*Extracted records*:
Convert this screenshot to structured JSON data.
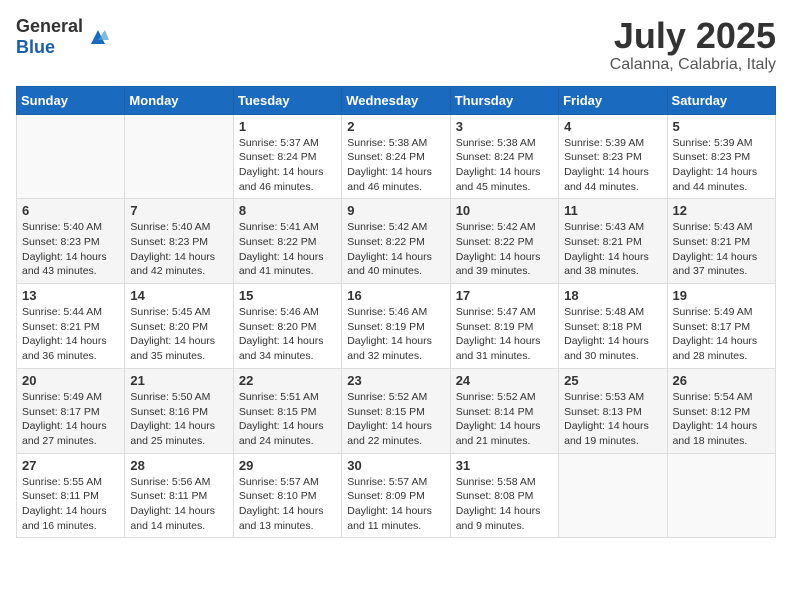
{
  "header": {
    "logo_general": "General",
    "logo_blue": "Blue",
    "title": "July 2025",
    "subtitle": "Calanna, Calabria, Italy"
  },
  "weekdays": [
    "Sunday",
    "Monday",
    "Tuesday",
    "Wednesday",
    "Thursday",
    "Friday",
    "Saturday"
  ],
  "weeks": [
    [
      {
        "day": "",
        "info": ""
      },
      {
        "day": "",
        "info": ""
      },
      {
        "day": "1",
        "info": "Sunrise: 5:37 AM\nSunset: 8:24 PM\nDaylight: 14 hours and 46 minutes."
      },
      {
        "day": "2",
        "info": "Sunrise: 5:38 AM\nSunset: 8:24 PM\nDaylight: 14 hours and 46 minutes."
      },
      {
        "day": "3",
        "info": "Sunrise: 5:38 AM\nSunset: 8:24 PM\nDaylight: 14 hours and 45 minutes."
      },
      {
        "day": "4",
        "info": "Sunrise: 5:39 AM\nSunset: 8:23 PM\nDaylight: 14 hours and 44 minutes."
      },
      {
        "day": "5",
        "info": "Sunrise: 5:39 AM\nSunset: 8:23 PM\nDaylight: 14 hours and 44 minutes."
      }
    ],
    [
      {
        "day": "6",
        "info": "Sunrise: 5:40 AM\nSunset: 8:23 PM\nDaylight: 14 hours and 43 minutes."
      },
      {
        "day": "7",
        "info": "Sunrise: 5:40 AM\nSunset: 8:23 PM\nDaylight: 14 hours and 42 minutes."
      },
      {
        "day": "8",
        "info": "Sunrise: 5:41 AM\nSunset: 8:22 PM\nDaylight: 14 hours and 41 minutes."
      },
      {
        "day": "9",
        "info": "Sunrise: 5:42 AM\nSunset: 8:22 PM\nDaylight: 14 hours and 40 minutes."
      },
      {
        "day": "10",
        "info": "Sunrise: 5:42 AM\nSunset: 8:22 PM\nDaylight: 14 hours and 39 minutes."
      },
      {
        "day": "11",
        "info": "Sunrise: 5:43 AM\nSunset: 8:21 PM\nDaylight: 14 hours and 38 minutes."
      },
      {
        "day": "12",
        "info": "Sunrise: 5:43 AM\nSunset: 8:21 PM\nDaylight: 14 hours and 37 minutes."
      }
    ],
    [
      {
        "day": "13",
        "info": "Sunrise: 5:44 AM\nSunset: 8:21 PM\nDaylight: 14 hours and 36 minutes."
      },
      {
        "day": "14",
        "info": "Sunrise: 5:45 AM\nSunset: 8:20 PM\nDaylight: 14 hours and 35 minutes."
      },
      {
        "day": "15",
        "info": "Sunrise: 5:46 AM\nSunset: 8:20 PM\nDaylight: 14 hours and 34 minutes."
      },
      {
        "day": "16",
        "info": "Sunrise: 5:46 AM\nSunset: 8:19 PM\nDaylight: 14 hours and 32 minutes."
      },
      {
        "day": "17",
        "info": "Sunrise: 5:47 AM\nSunset: 8:19 PM\nDaylight: 14 hours and 31 minutes."
      },
      {
        "day": "18",
        "info": "Sunrise: 5:48 AM\nSunset: 8:18 PM\nDaylight: 14 hours and 30 minutes."
      },
      {
        "day": "19",
        "info": "Sunrise: 5:49 AM\nSunset: 8:17 PM\nDaylight: 14 hours and 28 minutes."
      }
    ],
    [
      {
        "day": "20",
        "info": "Sunrise: 5:49 AM\nSunset: 8:17 PM\nDaylight: 14 hours and 27 minutes."
      },
      {
        "day": "21",
        "info": "Sunrise: 5:50 AM\nSunset: 8:16 PM\nDaylight: 14 hours and 25 minutes."
      },
      {
        "day": "22",
        "info": "Sunrise: 5:51 AM\nSunset: 8:15 PM\nDaylight: 14 hours and 24 minutes."
      },
      {
        "day": "23",
        "info": "Sunrise: 5:52 AM\nSunset: 8:15 PM\nDaylight: 14 hours and 22 minutes."
      },
      {
        "day": "24",
        "info": "Sunrise: 5:52 AM\nSunset: 8:14 PM\nDaylight: 14 hours and 21 minutes."
      },
      {
        "day": "25",
        "info": "Sunrise: 5:53 AM\nSunset: 8:13 PM\nDaylight: 14 hours and 19 minutes."
      },
      {
        "day": "26",
        "info": "Sunrise: 5:54 AM\nSunset: 8:12 PM\nDaylight: 14 hours and 18 minutes."
      }
    ],
    [
      {
        "day": "27",
        "info": "Sunrise: 5:55 AM\nSunset: 8:11 PM\nDaylight: 14 hours and 16 minutes."
      },
      {
        "day": "28",
        "info": "Sunrise: 5:56 AM\nSunset: 8:11 PM\nDaylight: 14 hours and 14 minutes."
      },
      {
        "day": "29",
        "info": "Sunrise: 5:57 AM\nSunset: 8:10 PM\nDaylight: 14 hours and 13 minutes."
      },
      {
        "day": "30",
        "info": "Sunrise: 5:57 AM\nSunset: 8:09 PM\nDaylight: 14 hours and 11 minutes."
      },
      {
        "day": "31",
        "info": "Sunrise: 5:58 AM\nSunset: 8:08 PM\nDaylight: 14 hours and 9 minutes."
      },
      {
        "day": "",
        "info": ""
      },
      {
        "day": "",
        "info": ""
      }
    ]
  ]
}
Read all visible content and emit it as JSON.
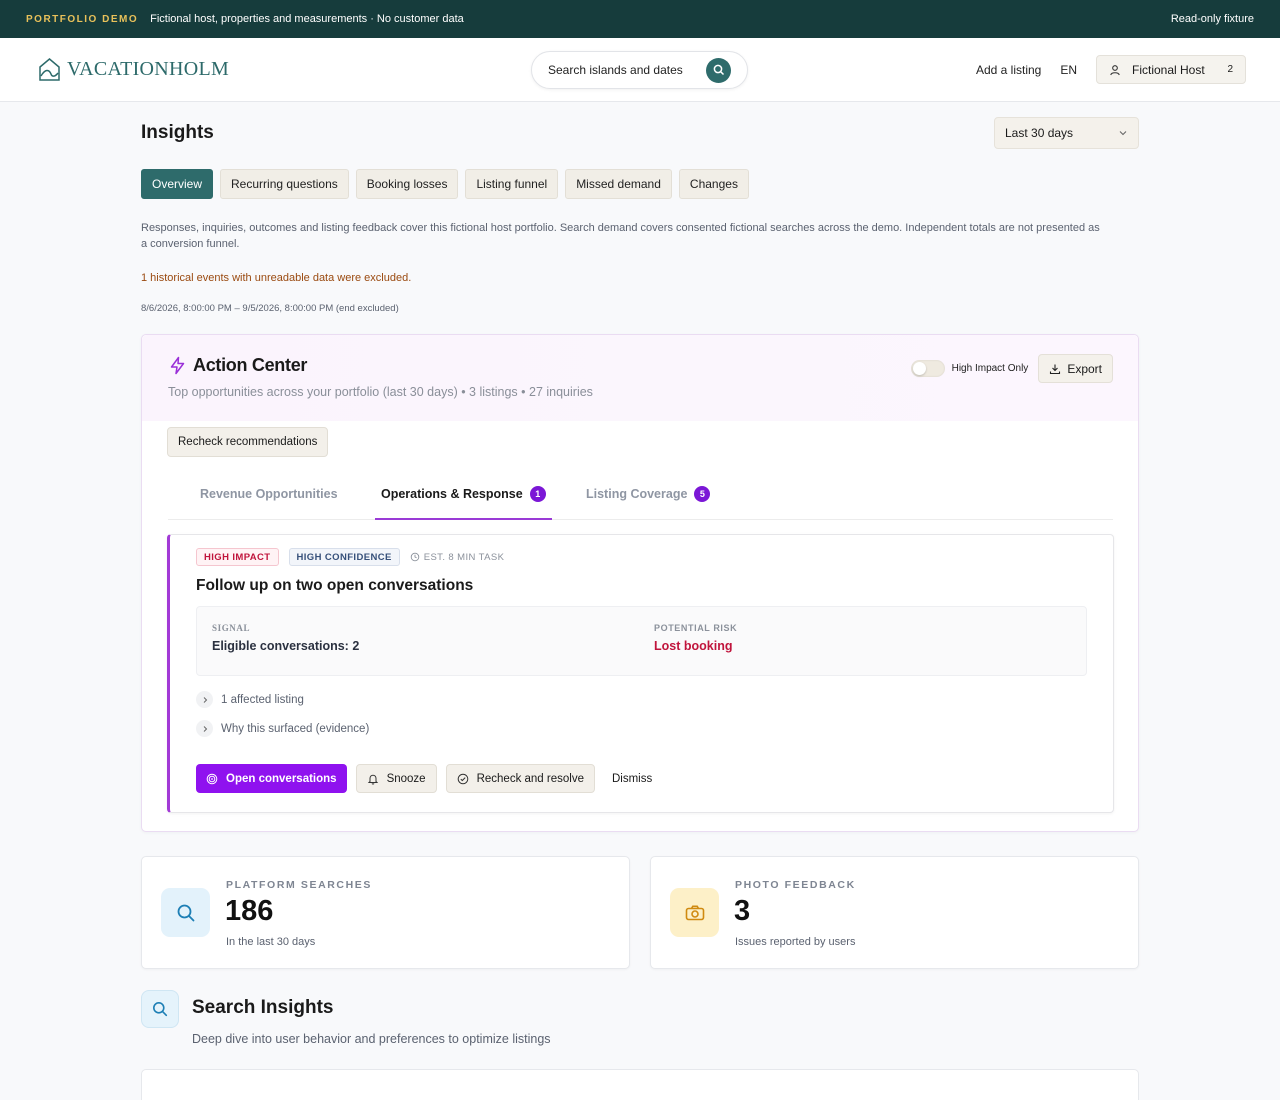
{
  "banner": {
    "tag": "PORTFOLIO DEMO",
    "description": "Fictional host, properties and measurements · No customer data",
    "right": "Read-only fixture"
  },
  "header": {
    "brand": "VACATIONHOLM",
    "search_label": "Search islands and dates",
    "add_listing": "Add a listing",
    "language": "EN",
    "user_name": "Fictional Host",
    "user_count": "2"
  },
  "page": {
    "title": "Insights",
    "date_range": "Last 30 days",
    "tabs": [
      {
        "label": "Overview"
      },
      {
        "label": "Recurring questions"
      },
      {
        "label": "Booking losses"
      },
      {
        "label": "Listing funnel"
      },
      {
        "label": "Missed demand"
      },
      {
        "label": "Changes"
      }
    ],
    "intro": "Responses, inquiries, outcomes and listing feedback cover this fictional host portfolio. Search demand covers consented fictional searches across the demo. Independent totals are not presented as a conversion funnel.",
    "warning": "1 historical events with unreadable data were excluded.",
    "period": "8/6/2026, 8:00:00 PM – 9/5/2026, 8:00:00 PM (end excluded)"
  },
  "action_center": {
    "title": "Action Center",
    "subtitle": "Top opportunities across your portfolio (last 30 days) • 3 listings • 27 inquiries",
    "toggle_label": "High Impact Only",
    "export_label": "Export",
    "recheck_label": "Recheck recommendations",
    "tabs": [
      {
        "label": "Revenue Opportunities",
        "badge": ""
      },
      {
        "label": "Operations & Response",
        "badge": "1"
      },
      {
        "label": "Listing Coverage",
        "badge": "5"
      }
    ],
    "card": {
      "chip_impact": "HIGH IMPACT",
      "chip_confidence": "HIGH CONFIDENCE",
      "chip_estimate": "EST. 8 MIN TASK",
      "title": "Follow up on two open conversations",
      "signal_label": "SIGNAL",
      "signal_value": "Eligible conversations: 2",
      "risk_label": "POTENTIAL RISK",
      "risk_value": "Lost booking",
      "expander_listing": "1 affected listing",
      "expander_evidence": "Why this surfaced (evidence)",
      "btn_open": "Open conversations",
      "btn_snooze": "Snooze",
      "btn_resolve": "Recheck and resolve",
      "btn_dismiss": "Dismiss"
    }
  },
  "stats": [
    {
      "label": "PLATFORM SEARCHES",
      "value": "186",
      "caption": "In the last 30 days"
    },
    {
      "label": "PHOTO FEEDBACK",
      "value": "3",
      "caption": "Issues reported by users"
    }
  ],
  "search_insights": {
    "title": "Search Insights",
    "subtitle": "Deep dive into user behavior and preferences to optimize listings"
  },
  "colors": {
    "brand_dark": "#163c3c",
    "brand_teal": "#2e6b6b",
    "accent_purple": "#8f12ef",
    "risk_red": "#c0143c"
  }
}
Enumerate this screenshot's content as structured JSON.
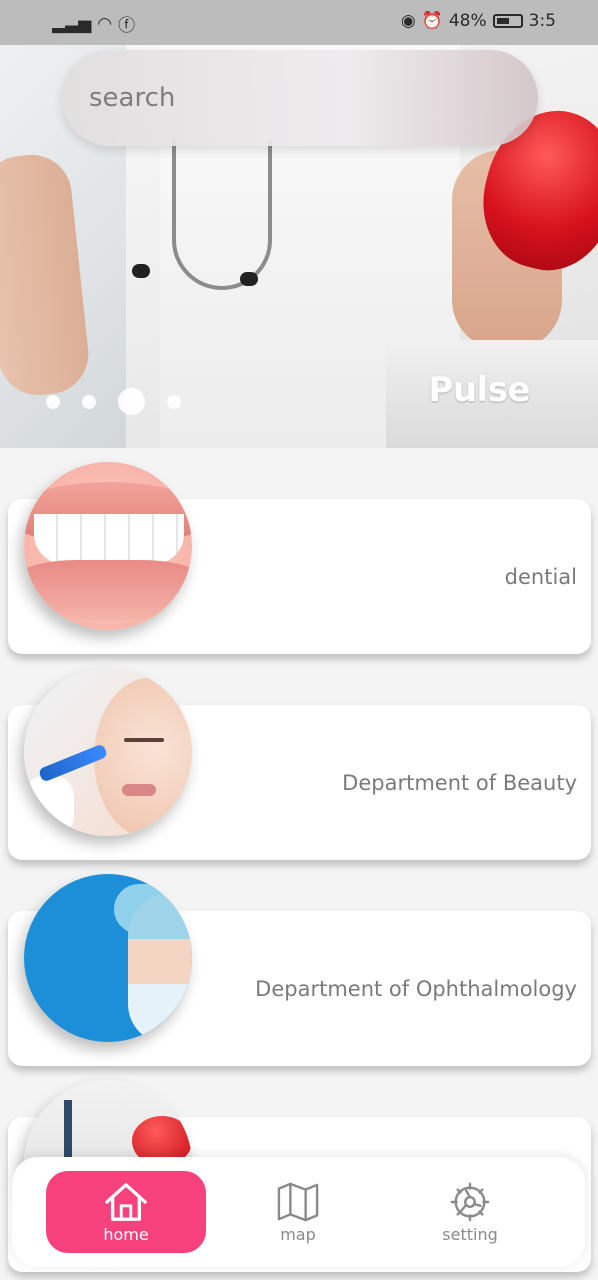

*TASK*: Copy out every line of the data that includes the word "across".

*FULL RESPONSE*:
    "intro": "Responses, inquiries, outcomes and listing feedback cover this fictional host portfolio. Search demand covers consented fictional searches across the demo. Independent totals are not presented as a conversion funnel.",
    "subtitle": "Top opportunities across your portfolio (last 30 days) • 3 listings • 27 inquiries",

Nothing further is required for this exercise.